**Exercise objective:** State the number of lines that contain "staff", with no other text.

A run of records:
****************

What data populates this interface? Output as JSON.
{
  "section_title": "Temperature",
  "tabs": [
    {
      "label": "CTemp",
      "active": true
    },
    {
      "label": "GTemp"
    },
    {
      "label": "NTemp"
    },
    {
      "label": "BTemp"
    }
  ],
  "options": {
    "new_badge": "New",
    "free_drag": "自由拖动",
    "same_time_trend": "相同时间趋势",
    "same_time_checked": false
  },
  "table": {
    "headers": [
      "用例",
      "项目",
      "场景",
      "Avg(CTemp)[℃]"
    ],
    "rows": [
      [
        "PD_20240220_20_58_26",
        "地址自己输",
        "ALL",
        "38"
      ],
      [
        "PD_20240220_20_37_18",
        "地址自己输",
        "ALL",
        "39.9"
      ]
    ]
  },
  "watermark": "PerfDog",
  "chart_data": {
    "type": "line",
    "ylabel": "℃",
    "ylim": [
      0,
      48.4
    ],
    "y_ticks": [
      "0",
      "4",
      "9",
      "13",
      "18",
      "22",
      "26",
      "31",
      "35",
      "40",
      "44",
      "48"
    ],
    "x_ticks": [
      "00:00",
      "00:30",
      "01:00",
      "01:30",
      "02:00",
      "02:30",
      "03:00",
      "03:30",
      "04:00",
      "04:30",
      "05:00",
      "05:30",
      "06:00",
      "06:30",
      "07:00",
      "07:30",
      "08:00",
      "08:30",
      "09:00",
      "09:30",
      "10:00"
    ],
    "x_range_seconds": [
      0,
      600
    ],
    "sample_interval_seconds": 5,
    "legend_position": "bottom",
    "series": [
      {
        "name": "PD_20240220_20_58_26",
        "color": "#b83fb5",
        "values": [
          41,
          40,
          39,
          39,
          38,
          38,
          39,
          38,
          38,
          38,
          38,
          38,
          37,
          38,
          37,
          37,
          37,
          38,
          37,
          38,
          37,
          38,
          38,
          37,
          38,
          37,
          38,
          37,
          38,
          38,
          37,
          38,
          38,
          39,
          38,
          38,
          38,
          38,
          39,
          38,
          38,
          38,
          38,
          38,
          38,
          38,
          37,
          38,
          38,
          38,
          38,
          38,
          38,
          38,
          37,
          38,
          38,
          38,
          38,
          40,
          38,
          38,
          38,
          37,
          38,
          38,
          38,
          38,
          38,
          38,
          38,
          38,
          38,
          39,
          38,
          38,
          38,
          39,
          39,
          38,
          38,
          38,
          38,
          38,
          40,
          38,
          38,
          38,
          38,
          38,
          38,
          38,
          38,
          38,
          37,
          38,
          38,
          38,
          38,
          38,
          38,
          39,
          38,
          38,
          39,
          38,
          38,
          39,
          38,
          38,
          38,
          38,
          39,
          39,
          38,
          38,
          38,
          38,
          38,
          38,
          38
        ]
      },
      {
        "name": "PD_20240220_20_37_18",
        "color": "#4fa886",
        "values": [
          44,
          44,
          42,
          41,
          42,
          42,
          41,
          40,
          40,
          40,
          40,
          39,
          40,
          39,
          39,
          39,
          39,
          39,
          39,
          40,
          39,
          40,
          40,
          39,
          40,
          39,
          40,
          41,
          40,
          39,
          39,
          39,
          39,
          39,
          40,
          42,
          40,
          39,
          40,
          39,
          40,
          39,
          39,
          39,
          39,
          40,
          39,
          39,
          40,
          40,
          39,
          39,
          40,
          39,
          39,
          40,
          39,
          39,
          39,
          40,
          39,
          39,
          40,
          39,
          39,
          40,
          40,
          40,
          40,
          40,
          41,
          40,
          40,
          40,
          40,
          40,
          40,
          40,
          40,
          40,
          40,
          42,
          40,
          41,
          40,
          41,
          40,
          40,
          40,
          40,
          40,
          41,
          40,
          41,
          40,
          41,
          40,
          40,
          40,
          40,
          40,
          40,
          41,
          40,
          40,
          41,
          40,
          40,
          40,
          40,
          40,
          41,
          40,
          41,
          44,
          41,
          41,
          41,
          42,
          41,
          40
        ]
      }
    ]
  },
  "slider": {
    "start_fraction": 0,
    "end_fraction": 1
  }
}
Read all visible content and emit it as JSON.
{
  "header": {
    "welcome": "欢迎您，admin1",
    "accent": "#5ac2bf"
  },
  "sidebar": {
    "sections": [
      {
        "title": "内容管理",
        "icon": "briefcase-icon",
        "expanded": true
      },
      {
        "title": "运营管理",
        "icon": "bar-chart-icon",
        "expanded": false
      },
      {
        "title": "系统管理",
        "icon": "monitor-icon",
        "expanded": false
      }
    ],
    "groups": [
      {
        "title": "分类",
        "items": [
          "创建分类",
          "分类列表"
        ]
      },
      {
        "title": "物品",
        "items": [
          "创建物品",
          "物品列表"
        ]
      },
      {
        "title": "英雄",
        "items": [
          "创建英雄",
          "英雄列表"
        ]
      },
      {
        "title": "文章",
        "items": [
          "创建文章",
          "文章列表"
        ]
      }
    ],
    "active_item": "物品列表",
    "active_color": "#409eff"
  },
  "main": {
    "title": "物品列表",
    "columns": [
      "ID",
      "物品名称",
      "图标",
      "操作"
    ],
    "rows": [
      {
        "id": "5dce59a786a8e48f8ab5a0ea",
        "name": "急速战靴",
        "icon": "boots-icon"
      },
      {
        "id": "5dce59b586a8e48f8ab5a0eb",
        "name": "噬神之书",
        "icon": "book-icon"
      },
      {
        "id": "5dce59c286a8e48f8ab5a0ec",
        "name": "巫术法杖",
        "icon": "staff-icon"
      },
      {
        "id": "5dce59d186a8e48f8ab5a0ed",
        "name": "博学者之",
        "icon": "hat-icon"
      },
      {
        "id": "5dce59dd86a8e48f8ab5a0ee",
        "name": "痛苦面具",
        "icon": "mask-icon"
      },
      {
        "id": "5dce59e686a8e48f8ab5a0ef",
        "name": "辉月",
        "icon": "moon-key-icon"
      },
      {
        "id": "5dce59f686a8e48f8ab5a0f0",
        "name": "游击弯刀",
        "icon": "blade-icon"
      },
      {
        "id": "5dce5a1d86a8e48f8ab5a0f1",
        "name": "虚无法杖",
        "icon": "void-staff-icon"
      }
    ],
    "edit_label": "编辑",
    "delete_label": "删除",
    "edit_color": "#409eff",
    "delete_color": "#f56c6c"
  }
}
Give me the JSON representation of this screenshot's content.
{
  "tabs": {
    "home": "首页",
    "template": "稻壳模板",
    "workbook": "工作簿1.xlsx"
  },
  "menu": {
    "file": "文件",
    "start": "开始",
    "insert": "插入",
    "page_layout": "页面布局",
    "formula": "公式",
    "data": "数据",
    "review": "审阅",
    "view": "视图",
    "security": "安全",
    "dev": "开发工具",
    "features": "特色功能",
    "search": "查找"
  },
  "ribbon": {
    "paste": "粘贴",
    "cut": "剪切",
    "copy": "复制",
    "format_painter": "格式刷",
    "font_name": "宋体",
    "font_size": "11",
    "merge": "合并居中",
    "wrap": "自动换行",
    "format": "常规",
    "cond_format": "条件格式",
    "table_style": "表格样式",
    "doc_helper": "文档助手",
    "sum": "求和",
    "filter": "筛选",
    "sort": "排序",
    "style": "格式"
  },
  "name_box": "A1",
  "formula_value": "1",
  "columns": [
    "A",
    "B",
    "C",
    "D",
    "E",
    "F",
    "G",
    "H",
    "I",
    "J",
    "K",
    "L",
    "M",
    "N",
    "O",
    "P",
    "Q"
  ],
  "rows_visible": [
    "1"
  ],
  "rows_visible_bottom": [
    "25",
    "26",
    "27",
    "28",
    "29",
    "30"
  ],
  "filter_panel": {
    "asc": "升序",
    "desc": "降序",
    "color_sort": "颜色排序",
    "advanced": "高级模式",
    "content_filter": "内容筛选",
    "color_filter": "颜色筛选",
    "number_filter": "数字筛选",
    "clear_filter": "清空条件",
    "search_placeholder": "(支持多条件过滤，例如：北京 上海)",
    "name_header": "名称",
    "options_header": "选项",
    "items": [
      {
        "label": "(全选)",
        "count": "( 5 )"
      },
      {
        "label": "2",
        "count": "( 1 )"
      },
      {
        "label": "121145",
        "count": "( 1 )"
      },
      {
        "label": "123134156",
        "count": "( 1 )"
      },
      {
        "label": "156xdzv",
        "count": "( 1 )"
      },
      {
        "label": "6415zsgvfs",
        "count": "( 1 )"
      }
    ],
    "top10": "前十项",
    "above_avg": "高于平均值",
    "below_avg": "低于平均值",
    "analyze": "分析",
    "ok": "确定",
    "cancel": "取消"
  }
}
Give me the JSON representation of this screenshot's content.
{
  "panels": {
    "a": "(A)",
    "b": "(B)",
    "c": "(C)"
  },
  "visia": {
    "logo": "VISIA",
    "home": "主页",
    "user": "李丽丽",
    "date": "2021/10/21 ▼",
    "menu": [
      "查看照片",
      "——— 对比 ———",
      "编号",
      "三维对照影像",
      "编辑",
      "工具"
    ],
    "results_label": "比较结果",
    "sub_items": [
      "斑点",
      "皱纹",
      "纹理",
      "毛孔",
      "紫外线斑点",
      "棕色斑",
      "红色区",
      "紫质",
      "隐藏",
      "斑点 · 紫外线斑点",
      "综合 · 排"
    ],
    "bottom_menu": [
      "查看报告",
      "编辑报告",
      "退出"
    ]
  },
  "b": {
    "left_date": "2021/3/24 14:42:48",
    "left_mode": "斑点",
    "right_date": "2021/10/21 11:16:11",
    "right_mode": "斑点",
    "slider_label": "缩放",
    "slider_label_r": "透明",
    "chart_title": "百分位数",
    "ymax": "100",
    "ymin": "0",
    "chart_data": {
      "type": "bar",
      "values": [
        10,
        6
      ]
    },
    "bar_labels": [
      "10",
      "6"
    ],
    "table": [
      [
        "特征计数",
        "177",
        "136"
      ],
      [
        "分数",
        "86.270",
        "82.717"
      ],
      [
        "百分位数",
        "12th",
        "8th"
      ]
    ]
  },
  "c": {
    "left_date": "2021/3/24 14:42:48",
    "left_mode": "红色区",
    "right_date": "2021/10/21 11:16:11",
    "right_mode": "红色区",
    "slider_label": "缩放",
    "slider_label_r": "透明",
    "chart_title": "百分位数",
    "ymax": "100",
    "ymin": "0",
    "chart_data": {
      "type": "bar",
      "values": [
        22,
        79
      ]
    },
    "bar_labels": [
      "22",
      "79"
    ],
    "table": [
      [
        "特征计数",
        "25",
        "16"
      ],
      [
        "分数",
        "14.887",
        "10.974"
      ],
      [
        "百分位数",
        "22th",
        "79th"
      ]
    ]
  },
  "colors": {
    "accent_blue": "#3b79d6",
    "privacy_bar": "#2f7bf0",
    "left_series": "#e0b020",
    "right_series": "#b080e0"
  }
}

****************

**Written solution:** 2